- **STATED EXERCISE**: Check the listing below line by line and report how many lines hold "xlabel", with no other words.

Collected data:
■ ■ ■ ■ ■ ■ ■
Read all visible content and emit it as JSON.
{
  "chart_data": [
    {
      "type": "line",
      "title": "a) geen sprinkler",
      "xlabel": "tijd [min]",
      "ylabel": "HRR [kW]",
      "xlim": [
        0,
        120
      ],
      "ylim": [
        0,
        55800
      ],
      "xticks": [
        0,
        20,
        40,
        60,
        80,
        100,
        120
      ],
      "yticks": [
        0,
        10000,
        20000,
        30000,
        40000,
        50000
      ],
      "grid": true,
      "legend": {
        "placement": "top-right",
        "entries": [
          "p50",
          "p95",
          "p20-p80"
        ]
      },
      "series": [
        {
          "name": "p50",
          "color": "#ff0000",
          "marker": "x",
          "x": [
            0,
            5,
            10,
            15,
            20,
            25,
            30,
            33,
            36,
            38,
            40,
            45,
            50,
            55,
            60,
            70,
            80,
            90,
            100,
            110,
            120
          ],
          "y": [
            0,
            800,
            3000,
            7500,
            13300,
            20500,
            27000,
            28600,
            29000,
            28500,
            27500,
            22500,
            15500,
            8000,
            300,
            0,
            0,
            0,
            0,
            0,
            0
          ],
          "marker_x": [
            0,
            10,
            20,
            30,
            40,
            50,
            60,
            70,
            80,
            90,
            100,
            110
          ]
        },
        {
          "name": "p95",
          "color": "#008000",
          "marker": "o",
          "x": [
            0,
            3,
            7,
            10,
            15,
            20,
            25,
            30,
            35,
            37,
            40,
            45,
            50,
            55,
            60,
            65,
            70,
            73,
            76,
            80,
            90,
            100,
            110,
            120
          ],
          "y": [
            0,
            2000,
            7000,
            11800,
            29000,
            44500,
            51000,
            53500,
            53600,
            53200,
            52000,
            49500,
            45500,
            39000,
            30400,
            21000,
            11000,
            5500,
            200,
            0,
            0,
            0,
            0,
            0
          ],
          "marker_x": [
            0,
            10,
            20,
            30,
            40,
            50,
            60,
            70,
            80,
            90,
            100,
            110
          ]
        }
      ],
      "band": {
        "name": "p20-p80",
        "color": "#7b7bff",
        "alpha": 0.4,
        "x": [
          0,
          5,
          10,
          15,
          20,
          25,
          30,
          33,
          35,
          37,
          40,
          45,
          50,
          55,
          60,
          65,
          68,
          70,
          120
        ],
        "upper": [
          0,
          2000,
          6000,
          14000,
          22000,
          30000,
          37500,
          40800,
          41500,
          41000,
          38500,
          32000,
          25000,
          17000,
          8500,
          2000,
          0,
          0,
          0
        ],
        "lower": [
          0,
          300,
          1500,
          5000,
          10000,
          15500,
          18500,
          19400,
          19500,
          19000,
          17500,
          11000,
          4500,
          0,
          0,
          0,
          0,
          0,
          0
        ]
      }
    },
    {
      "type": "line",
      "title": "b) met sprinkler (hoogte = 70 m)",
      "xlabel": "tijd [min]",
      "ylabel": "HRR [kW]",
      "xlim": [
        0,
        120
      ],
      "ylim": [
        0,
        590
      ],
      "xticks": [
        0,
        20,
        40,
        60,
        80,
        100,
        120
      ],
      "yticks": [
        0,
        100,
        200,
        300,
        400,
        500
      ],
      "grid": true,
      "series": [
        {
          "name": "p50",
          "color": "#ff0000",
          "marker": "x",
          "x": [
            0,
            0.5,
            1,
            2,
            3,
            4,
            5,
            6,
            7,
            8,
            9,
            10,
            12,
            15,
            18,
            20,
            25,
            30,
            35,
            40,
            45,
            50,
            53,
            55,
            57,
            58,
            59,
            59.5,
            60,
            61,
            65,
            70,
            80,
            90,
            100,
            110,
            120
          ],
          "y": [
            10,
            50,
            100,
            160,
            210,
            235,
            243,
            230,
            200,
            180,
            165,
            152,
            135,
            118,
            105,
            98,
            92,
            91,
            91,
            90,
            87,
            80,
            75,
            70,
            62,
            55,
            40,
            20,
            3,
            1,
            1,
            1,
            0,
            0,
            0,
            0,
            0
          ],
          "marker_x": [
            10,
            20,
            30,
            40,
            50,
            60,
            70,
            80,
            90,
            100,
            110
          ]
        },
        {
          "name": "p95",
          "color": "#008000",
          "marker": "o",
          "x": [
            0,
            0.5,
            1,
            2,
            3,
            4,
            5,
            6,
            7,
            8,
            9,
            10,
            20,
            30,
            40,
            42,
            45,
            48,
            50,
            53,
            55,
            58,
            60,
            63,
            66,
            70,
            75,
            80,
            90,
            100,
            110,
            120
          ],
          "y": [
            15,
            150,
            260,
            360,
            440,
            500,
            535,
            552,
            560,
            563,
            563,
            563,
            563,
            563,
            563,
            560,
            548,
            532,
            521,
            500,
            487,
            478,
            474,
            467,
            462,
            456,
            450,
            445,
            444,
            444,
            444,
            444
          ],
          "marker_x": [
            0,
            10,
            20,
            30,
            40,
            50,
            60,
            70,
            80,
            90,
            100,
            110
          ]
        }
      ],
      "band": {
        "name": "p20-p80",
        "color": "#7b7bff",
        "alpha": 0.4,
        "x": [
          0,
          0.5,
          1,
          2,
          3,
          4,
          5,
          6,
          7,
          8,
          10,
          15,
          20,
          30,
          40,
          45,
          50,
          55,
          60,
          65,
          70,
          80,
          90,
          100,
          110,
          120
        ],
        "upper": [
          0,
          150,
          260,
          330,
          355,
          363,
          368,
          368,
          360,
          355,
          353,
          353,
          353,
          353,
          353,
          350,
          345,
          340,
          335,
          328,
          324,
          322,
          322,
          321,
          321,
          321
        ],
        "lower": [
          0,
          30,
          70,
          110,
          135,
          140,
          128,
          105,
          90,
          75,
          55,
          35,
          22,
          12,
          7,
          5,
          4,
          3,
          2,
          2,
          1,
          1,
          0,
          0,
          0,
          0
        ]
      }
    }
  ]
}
■ ■ ■ ■ ■ ■ ■
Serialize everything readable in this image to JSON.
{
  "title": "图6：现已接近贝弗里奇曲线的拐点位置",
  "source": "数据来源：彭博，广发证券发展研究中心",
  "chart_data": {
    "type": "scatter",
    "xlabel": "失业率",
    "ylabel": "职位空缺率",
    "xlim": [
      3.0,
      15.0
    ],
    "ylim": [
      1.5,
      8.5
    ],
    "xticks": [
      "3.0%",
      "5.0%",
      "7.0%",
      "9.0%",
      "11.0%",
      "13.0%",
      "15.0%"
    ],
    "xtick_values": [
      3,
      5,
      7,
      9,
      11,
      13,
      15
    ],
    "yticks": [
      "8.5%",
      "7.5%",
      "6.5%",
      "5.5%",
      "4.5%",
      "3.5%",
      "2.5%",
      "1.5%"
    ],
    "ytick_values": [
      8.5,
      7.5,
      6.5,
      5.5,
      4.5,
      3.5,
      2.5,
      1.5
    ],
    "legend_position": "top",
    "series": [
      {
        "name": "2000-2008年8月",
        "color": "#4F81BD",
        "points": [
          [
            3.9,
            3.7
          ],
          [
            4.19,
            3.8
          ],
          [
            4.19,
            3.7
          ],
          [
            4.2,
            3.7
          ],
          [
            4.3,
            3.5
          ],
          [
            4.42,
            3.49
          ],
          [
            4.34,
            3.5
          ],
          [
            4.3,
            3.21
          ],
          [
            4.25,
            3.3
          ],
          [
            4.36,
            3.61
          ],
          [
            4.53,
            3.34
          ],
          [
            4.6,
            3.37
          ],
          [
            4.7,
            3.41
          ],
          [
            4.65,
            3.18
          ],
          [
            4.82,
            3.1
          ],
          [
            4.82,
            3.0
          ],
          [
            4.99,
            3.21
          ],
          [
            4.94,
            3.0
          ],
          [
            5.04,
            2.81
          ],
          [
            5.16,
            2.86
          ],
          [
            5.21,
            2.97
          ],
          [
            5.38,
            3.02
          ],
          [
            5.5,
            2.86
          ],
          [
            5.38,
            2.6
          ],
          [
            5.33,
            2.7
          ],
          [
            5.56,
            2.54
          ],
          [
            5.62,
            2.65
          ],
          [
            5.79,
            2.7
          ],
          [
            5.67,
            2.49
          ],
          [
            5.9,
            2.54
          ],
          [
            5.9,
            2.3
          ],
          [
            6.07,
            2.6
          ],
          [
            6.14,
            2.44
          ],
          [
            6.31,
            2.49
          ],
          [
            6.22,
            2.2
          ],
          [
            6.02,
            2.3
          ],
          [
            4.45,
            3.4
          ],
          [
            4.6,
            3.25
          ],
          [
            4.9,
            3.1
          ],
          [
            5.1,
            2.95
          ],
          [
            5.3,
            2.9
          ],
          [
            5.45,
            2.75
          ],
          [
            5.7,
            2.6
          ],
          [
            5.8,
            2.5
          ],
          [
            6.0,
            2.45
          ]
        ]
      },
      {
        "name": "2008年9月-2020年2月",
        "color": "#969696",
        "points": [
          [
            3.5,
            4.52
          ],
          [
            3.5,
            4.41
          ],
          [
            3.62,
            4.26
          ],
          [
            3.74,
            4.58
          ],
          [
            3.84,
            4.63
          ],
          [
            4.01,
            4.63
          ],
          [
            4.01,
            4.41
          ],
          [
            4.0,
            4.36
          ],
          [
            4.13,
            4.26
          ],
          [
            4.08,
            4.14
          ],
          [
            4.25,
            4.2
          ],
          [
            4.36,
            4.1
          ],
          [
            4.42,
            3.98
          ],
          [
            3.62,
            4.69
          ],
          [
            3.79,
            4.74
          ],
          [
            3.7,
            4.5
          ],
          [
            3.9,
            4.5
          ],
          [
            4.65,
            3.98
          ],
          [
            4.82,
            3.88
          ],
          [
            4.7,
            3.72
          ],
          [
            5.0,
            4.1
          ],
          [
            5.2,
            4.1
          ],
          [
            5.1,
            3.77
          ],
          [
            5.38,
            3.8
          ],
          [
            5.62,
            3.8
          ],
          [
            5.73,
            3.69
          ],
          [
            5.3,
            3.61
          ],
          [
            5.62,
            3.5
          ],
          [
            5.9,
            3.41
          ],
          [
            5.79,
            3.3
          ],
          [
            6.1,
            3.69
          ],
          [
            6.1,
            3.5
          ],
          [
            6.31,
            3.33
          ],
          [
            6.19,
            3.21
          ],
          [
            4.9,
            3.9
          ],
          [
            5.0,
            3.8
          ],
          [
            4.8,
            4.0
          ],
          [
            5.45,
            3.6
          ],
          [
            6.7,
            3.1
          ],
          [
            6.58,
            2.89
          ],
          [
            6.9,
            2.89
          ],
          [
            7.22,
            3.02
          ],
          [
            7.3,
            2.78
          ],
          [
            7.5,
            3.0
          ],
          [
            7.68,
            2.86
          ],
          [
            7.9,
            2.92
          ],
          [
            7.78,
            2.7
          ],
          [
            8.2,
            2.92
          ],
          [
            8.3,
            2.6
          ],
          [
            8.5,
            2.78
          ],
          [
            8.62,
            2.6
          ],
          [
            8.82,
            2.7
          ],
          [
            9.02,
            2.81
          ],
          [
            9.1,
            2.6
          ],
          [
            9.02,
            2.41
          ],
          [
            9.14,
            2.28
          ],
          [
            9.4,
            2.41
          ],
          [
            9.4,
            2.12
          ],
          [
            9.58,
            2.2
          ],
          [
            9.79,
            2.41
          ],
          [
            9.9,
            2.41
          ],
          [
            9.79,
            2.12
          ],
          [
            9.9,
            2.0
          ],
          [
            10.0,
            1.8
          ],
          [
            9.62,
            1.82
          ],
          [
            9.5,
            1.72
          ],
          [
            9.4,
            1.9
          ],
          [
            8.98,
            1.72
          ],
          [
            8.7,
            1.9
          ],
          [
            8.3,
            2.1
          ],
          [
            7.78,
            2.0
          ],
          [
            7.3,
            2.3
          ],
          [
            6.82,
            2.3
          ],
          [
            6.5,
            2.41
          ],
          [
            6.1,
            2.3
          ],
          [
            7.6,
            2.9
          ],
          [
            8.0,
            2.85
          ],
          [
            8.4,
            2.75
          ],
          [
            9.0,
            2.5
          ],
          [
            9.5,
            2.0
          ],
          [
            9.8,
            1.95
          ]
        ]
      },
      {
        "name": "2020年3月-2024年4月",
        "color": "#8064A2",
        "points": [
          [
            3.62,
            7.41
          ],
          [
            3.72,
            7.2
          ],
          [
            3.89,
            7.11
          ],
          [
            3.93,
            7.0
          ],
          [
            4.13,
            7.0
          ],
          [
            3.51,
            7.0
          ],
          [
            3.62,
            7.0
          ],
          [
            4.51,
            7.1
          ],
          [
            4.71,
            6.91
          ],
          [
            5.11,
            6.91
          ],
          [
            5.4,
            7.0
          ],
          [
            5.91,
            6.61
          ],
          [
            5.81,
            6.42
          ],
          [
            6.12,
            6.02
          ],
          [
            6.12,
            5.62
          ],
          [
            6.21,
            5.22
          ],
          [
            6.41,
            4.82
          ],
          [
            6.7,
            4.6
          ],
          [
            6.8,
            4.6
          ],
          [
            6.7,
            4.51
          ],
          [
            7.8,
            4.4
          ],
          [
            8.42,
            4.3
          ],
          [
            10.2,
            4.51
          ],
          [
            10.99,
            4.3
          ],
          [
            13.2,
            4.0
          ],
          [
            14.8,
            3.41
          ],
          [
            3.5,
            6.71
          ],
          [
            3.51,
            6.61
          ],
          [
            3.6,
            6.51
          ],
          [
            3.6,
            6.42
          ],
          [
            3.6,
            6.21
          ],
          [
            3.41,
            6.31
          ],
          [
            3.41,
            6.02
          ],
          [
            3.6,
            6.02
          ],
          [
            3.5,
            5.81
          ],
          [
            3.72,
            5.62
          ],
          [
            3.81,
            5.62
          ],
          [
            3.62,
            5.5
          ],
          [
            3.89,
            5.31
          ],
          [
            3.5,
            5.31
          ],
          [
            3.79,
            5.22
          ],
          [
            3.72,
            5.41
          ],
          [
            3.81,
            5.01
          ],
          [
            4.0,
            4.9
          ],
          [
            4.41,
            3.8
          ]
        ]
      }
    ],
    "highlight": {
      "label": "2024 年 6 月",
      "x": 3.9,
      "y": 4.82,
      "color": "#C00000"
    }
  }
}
■ ■ ■ ■ ■ ■ ■
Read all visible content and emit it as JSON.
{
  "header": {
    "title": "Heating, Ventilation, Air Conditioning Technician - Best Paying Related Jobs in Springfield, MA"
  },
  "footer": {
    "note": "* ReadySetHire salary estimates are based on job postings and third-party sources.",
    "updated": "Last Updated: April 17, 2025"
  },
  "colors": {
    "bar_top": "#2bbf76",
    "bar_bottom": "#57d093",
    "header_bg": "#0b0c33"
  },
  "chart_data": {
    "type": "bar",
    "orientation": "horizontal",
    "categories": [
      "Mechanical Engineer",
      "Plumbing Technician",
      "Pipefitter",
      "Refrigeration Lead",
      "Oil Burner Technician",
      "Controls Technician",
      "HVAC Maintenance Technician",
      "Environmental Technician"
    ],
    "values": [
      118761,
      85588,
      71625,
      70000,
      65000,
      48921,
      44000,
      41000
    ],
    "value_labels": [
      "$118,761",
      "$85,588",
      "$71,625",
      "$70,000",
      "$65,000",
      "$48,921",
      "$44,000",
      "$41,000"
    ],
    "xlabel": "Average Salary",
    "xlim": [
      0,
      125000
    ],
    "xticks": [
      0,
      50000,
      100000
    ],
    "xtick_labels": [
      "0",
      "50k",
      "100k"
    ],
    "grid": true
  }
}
■ ■ ■ ■ ■ ■ ■
- **THE REPLY**: 4